INFORMATION SUPPLIED -
------

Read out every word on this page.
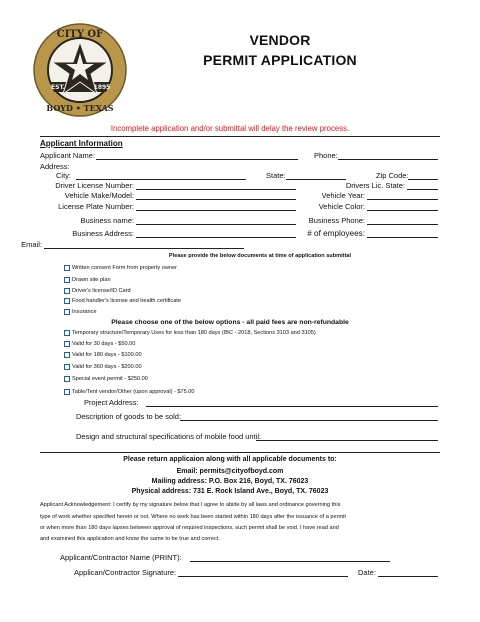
CITY OF
BOYD • TEXAS
EST.	1895
VENDOR
PERMIT APPLICATION
Incomplete application and/or submittal will delay the review process.
Applicant Information
Applicant Name:	Phone:
Address:
City:	State:	Zip Code:
Driver License Number:	Drivers Lic. State:
Vehicle Make/Model:	Vehicle Year:
License Plate Number:	Vehicle Color:
Business name:	Business Phone:
Business Address:	# of employees:
Email:
Please provide the below documents at time of application submittal
Written consent Form from property owner
Drawn site plan
Driver's license/ID Card
Food handler's license and health certificate
Insurance
Please choose one of the below options - all paid fees are non-refundable
Temporary structure/Temporary Uses for less than 180 days (IBC - 2018, Sections 3103 and 3105)
Valid for 30 days - $50.00
Valid for 180 days - $100.00
Valid for 360 days - $200.00
Special event permit - $250.00
Table/Tent vendor/Other (upon approval) - $75.00
Project Address:
Description of goods to be sold:
Design and structural specifications of mobile food until:
Please return applicaion along with all applicable documents to:
Email: permits@cityofboyd.com
Mailing address: P.O. Box 216, Boyd, TX. 76023
Physical address: 731 E. Rock Island Ave., Boyd, TX. 76023
Applicant Acknowledgement: I certify by my signature below that I agree to abide by all laws and ordinance governing this
type of work whether specified herein or not. Where no work has been started within 180 days after the issuance of a permit
or when more than 180 days lapses between approval of required inspections, such permit shall be void. I have read and
and examined this application and know the same to be true and correct.
Applicant/Contractor Name (PRINT):
Applican/Contractor Signature:	Date:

------

GOAL OF THE EXERCISE -
Set the listing down in full and exactly. Pictures within it should not appear in the copy.

TASK ANSWER -
Read out every word on this page.
CITY OF
BOYD • TEXAS
EST.	1895
VENDOR
PERMIT APPLICATION
Incomplete application and/or submittal will delay the review process.
Applicant Information
Applicant Name:	Phone:
Address:
City:	State:	Zip Code:
Driver License Number:	Drivers Lic. State:
Vehicle Make/Model:	Vehicle Year:
License Plate Number:	Vehicle Color:
Business name:	Business Phone:
Business Address:	# of employees:
Email:
Please provide the below documents at time of application submittal
Written consent Form from property owner
Drawn site plan
Driver's license/ID Card
Food handler's license and health certificate
Insurance
Please choose one of the below options - all paid fees are non-refundable
Temporary structure/Temporary Uses for less than 180 days (IBC - 2018, Sections 3103 and 3105)
Valid for 30 days - $50.00
Valid for 180 days - $100.00
Valid for 360 days - $200.00
Special event permit - $250.00
Table/Tent vendor/Other (upon approval) - $75.00
Project Address:
Description of goods to be sold:
Design and structural specifications of mobile food until:
Please return applicaion along with all applicable documents to:
Email: permits@cityofboyd.com
Mailing address: P.O. Box 216, Boyd, TX. 76023
Physical address: 731 E. Rock Island Ave., Boyd, TX. 76023
Applicant Acknowledgement: I certify by my signature below that I agree to abide by all laws and ordinance governing this
type of work whether specified herein or not. Where no work has been started within 180 days after the issuance of a permit
or when more than 180 days lapses between approval of required inspections, such permit shall be void. I have read and
and examined this application and know the same to be true and correct.
Applicant/Contractor Name (PRINT):
Applican/Contractor Signature:	Date:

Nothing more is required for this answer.